___ SUPPLIED RECORDS ___

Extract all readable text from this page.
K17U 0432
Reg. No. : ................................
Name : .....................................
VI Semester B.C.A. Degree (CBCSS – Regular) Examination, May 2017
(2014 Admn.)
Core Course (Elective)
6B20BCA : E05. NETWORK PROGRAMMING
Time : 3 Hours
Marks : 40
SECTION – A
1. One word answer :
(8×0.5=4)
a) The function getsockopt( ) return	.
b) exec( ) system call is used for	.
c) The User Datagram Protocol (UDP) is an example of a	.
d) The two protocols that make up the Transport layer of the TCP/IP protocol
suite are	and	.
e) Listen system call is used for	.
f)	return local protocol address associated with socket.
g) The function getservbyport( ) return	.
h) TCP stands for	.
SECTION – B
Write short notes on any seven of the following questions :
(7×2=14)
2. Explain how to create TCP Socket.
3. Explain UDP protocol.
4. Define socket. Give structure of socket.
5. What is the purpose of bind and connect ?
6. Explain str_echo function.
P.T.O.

___

Copy out the full material exactly as it appears.

Extract all readable text from this page.
K17U 0432
Reg. No. : ................................
Name : .....................................
VI Semester B.C.A. Degree (CBCSS – Regular) Examination, May 2017
(2014 Admn.)
Core Course (Elective)
6B20BCA : E05. NETWORK PROGRAMMING
Time : 3 Hours
Marks : 40
SECTION – A
1. One word answer :
(8×0.5=4)
a) The function getsockopt( ) return	.
b) exec( ) system call is used for	.
c) The User Datagram Protocol (UDP) is an example of a	.
d) The two protocols that make up the Transport layer of the TCP/IP protocol
suite are	and	.
e) Listen system call is used for	.
f)	return local protocol address associated with socket.
g) The function getservbyport( ) return	.
h) TCP stands for	.
SECTION – B
Write short notes on any seven of the following questions :
(7×2=14)
2. Explain how to create TCP Socket.
3. Explain UDP protocol.
4. Define socket. Give structure of socket.
5. What is the purpose of bind and connect ?
6. Explain str_echo function.
P.T.O.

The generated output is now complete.